**Source text**.
»»

Grace to you and peace from God our Father and the Lord Jesus Christ. Amen.
1. In our text for today, our Lord is speaking with his disciples about the topic of prayer. He is about to depart from them and go to the Father. And so, in his farewell discourse with the disciples on Holy Thursday, our Lord made it a point to instruct his disciples regarding prayer. He specifically instructs them regarding how they should pray and for what they should pray.
2. The attitude with which our Lord instructs his disciples to approach God in prayer is most simply summarized by Martin Luther in his Small Catechism explanation to the Introduction to the Lord’s Prayer. Luther writes: Our Father who art in heaven. What does this mean? With these words, God tenderly invites us to believe that He is our true Father and that we are His true children, so that with all boldness and confidence we may ask Him as dear children ask their dear father. Note the attitude Luther describes here. He describes children approaching their father with all boldness and confidence. It’s like a young, innocent child who approaches his father in the weeks leading up to Christmas to say, “Dad, for Christmas I want a new stuffed bear, a new firetruck, a motorized train set, and a remote controlled car.” The kid doesn’t doubt for a second that he will receive everything for which he asked. It doesn’t even occur to him that the things for which he asks might be unrealistic in any way. He approaches his father with all boldness and confidence expecting that his father will give him everything for which he asks. This same sort of boldness and confidence is the attitude we ought to have when we approach our heavenly Father in prayer.

««

**Provided data**.
»»

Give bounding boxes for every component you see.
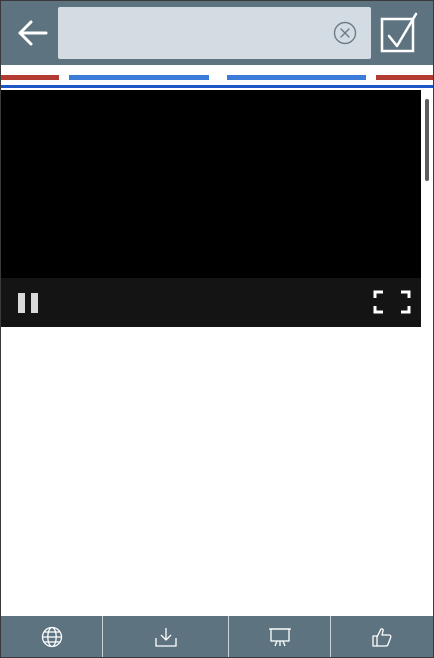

««

**Description of the task**.
Decide whether each statement agrees with the sermon on prayer. For each, answer yes or no and quote the words from the sermon that settle it.
1. The Lord instructs the disciples about prayer on Holy Thursday.
2. The child in the Christmas example asks his father for a bicycle.
3. The quoted explanation by Luther comes from his Large Catechism.
The material has no connection to the sermon on prayer.

**Exercise output**.
1. Yes: "in his farewell discourse with the disciples on Holy Thursday, our Lord made it a point to instruct his disciples regarding prayer."
2. No: "Dad, for Christmas I want a new stuffed bear, a new firetruck, a motorized train set, and a remote controlled car."
3. No: "in his Small Catechism explanation to the Introduction to the Lord’s Prayer."